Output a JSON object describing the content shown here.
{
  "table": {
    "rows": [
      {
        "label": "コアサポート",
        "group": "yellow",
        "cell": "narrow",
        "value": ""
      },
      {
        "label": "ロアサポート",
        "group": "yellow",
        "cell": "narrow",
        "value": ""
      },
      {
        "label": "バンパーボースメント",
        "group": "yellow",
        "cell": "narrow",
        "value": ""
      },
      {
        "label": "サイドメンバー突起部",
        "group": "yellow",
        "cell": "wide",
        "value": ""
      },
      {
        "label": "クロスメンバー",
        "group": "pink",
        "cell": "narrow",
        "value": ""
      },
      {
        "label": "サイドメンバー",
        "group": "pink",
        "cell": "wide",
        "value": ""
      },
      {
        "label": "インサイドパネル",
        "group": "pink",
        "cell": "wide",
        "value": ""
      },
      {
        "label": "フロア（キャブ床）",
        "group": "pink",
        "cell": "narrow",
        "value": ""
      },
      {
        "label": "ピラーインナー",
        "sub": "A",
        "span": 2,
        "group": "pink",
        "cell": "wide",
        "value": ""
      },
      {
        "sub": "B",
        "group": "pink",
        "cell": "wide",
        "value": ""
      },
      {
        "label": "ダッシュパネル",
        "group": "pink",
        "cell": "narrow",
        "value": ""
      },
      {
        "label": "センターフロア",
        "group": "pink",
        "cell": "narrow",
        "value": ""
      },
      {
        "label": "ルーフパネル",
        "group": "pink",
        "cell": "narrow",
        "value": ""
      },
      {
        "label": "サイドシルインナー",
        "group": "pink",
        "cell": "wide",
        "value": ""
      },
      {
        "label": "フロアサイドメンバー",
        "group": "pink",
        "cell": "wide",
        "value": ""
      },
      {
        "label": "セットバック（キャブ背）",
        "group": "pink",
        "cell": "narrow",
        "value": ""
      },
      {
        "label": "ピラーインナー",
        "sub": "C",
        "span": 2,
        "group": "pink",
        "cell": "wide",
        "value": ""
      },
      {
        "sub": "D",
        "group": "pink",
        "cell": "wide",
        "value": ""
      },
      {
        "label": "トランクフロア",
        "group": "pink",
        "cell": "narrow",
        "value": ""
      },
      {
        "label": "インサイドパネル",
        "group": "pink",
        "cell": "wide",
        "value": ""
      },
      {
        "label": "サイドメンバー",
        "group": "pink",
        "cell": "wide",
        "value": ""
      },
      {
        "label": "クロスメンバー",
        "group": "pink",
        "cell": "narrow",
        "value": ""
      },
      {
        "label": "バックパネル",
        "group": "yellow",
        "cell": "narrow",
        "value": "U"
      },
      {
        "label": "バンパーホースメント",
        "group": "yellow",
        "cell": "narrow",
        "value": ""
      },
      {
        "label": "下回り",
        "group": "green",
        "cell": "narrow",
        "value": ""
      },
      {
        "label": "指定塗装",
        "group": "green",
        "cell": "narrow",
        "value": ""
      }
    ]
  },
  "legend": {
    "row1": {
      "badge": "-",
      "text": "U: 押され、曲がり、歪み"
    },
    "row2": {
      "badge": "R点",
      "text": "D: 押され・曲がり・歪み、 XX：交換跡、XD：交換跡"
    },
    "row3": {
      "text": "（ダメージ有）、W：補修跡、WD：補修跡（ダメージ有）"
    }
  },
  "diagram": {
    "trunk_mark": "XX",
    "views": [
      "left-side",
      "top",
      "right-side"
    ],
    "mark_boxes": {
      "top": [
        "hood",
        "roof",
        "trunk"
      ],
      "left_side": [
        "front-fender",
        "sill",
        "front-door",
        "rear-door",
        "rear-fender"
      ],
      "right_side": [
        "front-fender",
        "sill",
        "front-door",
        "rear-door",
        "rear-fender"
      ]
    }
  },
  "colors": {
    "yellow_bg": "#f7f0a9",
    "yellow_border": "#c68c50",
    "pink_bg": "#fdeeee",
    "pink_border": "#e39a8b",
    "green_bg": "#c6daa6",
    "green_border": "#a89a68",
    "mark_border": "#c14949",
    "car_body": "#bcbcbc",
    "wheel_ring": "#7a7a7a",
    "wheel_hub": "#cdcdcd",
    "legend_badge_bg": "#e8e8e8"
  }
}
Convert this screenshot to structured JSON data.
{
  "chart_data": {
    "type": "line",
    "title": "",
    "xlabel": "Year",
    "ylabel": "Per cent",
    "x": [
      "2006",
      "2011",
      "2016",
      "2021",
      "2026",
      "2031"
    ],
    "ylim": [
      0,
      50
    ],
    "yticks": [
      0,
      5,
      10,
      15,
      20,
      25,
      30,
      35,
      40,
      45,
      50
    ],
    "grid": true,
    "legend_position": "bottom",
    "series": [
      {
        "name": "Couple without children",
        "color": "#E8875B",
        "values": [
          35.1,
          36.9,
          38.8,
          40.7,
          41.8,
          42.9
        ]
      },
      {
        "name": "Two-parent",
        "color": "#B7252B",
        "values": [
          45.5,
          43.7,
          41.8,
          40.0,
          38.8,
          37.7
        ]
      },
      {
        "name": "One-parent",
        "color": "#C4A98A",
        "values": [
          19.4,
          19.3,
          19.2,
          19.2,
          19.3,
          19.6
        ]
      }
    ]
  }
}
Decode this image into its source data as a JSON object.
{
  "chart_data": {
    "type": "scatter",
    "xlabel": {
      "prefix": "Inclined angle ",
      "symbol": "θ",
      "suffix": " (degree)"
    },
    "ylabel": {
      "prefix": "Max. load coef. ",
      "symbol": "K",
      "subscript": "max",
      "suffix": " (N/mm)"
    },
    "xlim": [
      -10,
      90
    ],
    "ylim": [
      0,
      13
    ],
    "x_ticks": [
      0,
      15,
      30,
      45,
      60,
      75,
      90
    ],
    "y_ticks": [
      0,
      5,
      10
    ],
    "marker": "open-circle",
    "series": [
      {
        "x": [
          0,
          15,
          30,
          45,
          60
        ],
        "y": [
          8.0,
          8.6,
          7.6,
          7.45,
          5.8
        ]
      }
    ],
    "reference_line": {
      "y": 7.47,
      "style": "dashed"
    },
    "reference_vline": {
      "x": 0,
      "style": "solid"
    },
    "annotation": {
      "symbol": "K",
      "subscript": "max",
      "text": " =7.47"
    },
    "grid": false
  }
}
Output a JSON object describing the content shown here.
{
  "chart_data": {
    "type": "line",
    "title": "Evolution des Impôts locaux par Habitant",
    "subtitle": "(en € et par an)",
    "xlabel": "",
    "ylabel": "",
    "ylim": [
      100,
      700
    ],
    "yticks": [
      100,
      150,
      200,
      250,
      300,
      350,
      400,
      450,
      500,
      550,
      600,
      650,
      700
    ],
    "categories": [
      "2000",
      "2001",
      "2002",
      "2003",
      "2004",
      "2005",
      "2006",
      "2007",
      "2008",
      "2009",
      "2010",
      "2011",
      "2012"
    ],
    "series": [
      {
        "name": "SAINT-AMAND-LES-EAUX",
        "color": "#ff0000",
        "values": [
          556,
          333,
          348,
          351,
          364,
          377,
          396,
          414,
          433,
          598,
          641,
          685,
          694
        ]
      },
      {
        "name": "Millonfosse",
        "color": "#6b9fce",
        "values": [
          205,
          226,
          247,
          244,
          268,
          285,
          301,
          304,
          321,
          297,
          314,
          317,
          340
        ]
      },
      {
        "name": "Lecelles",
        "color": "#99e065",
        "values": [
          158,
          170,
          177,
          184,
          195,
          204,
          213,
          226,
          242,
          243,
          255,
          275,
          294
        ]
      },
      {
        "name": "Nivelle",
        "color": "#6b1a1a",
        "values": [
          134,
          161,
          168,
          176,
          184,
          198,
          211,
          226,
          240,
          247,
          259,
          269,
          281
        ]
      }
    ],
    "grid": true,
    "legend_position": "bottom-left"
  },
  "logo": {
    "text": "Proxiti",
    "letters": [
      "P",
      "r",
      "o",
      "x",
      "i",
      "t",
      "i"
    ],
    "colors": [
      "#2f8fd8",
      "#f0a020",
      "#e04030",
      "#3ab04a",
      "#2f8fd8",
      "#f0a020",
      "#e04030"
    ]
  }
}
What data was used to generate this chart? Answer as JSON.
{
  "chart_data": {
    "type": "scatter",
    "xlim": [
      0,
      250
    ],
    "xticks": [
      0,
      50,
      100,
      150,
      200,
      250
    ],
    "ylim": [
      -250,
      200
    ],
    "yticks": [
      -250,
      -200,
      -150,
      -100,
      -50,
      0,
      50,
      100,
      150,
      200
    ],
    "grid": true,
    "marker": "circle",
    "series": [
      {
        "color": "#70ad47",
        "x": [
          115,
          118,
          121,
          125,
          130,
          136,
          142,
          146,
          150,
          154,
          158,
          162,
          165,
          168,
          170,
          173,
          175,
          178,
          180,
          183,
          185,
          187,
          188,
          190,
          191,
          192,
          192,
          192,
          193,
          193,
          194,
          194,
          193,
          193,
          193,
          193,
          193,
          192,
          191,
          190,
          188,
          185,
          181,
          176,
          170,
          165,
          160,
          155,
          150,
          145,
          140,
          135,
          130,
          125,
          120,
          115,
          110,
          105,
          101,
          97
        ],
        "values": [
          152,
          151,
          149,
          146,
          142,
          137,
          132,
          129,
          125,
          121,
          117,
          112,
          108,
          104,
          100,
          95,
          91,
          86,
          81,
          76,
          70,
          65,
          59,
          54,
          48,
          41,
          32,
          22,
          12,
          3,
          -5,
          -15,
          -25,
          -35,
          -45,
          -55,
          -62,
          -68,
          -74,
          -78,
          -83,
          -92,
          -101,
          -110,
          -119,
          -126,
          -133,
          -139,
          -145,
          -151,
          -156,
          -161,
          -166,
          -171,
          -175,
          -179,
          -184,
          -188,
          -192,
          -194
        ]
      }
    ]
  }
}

--

Identify every line where the string "this" appears.

> **COMPLETE ANSWER**:
Convert this screenshot to structured JSON data.
Decode this image into its source data as a JSON object.
What data was used to generate this chart? Answer as JSON.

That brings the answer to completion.